===== Dataset records

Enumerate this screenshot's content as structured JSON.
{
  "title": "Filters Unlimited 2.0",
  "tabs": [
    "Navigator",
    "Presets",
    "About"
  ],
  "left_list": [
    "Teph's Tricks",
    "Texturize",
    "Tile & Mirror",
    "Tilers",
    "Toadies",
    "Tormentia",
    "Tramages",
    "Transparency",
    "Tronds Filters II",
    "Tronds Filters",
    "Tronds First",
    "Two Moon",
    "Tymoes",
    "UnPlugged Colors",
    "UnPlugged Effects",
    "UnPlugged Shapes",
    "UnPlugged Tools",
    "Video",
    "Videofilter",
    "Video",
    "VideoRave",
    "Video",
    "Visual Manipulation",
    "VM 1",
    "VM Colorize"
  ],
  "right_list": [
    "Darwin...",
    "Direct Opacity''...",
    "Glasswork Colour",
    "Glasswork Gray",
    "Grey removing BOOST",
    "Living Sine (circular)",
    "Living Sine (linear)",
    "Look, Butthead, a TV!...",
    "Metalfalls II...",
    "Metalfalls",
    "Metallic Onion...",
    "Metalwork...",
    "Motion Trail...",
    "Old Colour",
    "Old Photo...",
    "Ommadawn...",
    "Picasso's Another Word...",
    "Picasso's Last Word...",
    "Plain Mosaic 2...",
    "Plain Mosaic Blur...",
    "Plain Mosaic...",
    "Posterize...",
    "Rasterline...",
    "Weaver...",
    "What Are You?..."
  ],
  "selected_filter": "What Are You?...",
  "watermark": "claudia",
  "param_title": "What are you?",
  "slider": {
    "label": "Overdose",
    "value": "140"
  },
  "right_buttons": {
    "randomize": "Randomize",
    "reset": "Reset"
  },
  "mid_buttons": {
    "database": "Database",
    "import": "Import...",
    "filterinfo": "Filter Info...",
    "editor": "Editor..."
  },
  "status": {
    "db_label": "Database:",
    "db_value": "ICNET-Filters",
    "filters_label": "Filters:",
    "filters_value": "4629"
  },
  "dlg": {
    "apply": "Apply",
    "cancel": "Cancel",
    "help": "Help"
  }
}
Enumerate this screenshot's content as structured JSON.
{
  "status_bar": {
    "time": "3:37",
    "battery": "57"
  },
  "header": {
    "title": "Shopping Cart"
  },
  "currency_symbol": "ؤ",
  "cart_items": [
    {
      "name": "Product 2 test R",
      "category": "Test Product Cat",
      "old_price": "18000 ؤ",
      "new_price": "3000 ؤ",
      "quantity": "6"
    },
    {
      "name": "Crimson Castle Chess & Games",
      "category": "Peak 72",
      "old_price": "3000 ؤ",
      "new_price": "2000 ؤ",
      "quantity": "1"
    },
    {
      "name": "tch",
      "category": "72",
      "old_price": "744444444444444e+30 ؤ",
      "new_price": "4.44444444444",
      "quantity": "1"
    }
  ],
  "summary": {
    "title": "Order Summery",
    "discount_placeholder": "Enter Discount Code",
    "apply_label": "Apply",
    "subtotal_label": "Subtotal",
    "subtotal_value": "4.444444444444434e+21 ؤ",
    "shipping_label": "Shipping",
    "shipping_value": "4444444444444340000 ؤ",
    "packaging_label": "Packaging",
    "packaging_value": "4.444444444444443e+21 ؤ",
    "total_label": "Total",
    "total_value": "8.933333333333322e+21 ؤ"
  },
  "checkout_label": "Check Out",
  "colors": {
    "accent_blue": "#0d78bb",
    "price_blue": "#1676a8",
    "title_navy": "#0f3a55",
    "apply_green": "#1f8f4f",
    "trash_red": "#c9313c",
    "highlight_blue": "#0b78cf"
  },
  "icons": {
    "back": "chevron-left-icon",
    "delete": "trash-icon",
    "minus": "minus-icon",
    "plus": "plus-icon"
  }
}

==========

Your task =
Extract, word for word, each line of the listing above.

Problem solution =
Enumerate this screenshot's content as structured JSON.
{
  "title": "Filters Unlimited 2.0",
  "tabs": [
    "Navigator",
    "Presets",
    "About"
  ],
  "left_list": [
    "Teph's Tricks",
    "Texturize",
    "Tile & Mirror",
    "Tilers",
    "Toadies",
    "Tormentia",
    "Tramages",
    "Transparency",
    "Tronds Filters II",
    "Tronds Filters",
    "Tronds First",
    "Two Moon",
    "Tymoes",
    "UnPlugged Colors",
    "UnPlugged Effects",
    "UnPlugged Shapes",
    "UnPlugged Tools",
    "Video",
    "Videofilter",
    "Video",
    "VideoRave",
    "Video",
    "Visual Manipulation",
    "VM 1",
    "VM Colorize"
  ],
  "right_list": [
    "Darwin...",
    "Direct Opacity''...",
    "Glasswork Colour",
    "Glasswork Gray",
    "Grey removing BOOST",
    "Living Sine (circular)",
    "Living Sine (linear)",
    "Look, Butthead, a TV!...",
    "Metalfalls II...",
    "Metalfalls",
    "Metallic Onion...",
    "Metalwork...",
    "Motion Trail...",
    "Old Colour",
    "Old Photo...",
    "Ommadawn...",
    "Picasso's Another Word...",
    "Picasso's Last Word...",
    "Plain Mosaic 2...",
    "Plain Mosaic Blur...",
    "Plain Mosaic...",
    "Posterize...",
    "Rasterline...",
    "Weaver...",
    "What Are You?..."
  ],
  "selected_filter": "What Are You?...",
  "watermark": "claudia",
  "param_title": "What are you?",
  "slider": {
    "label": "Overdose",
    "value": "140"
  },
  "right_buttons": {
    "randomize": "Randomize",
    "reset": "Reset"
  },
  "mid_buttons": {
    "database": "Database",
    "import": "Import...",
    "filterinfo": "Filter Info...",
    "editor": "Editor..."
  },
  "status": {
    "db_label": "Database:",
    "db_value": "ICNET-Filters",
    "filters_label": "Filters:",
    "filters_value": "4629"
  },
  "dlg": {
    "apply": "Apply",
    "cancel": "Cancel",
    "help": "Help"
  }
}
Enumerate this screenshot's content as structured JSON.
{
  "status_bar": {
    "time": "3:37",
    "battery": "57"
  },
  "header": {
    "title": "Shopping Cart"
  },
  "currency_symbol": "ؤ",
  "cart_items": [
    {
      "name": "Product 2 test R",
      "category": "Test Product Cat",
      "old_price": "18000 ؤ",
      "new_price": "3000 ؤ",
      "quantity": "6"
    },
    {
      "name": "Crimson Castle Chess & Games",
      "category": "Peak 72",
      "old_price": "3000 ؤ",
      "new_price": "2000 ؤ",
      "quantity": "1"
    },
    {
      "name": "tch",
      "category": "72",
      "old_price": "744444444444444e+30 ؤ",
      "new_price": "4.44444444444",
      "quantity": "1"
    }
  ],
  "summary": {
    "title": "Order Summery",
    "discount_placeholder": "Enter Discount Code",
    "apply_label": "Apply",
    "subtotal_label": "Subtotal",
    "subtotal_value": "4.444444444444434e+21 ؤ",
    "shipping_label": "Shipping",
    "shipping_value": "4444444444444340000 ؤ",
    "packaging_label": "Packaging",
    "packaging_value": "4.444444444444443e+21 ؤ",
    "total_label": "Total",
    "total_value": "8.933333333333322e+21 ؤ"
  },
  "checkout_label": "Check Out",
  "colors": {
    "accent_blue": "#0d78bb",
    "price_blue": "#1676a8",
    "title_navy": "#0f3a55",
    "apply_green": "#1f8f4f",
    "trash_red": "#c9313c",
    "highlight_blue": "#0b78cf"
  },
  "icons": {
    "back": "chevron-left-icon",
    "delete": "trash-icon",
    "minus": "minus-icon",
    "plus": "plus-icon"
  }
}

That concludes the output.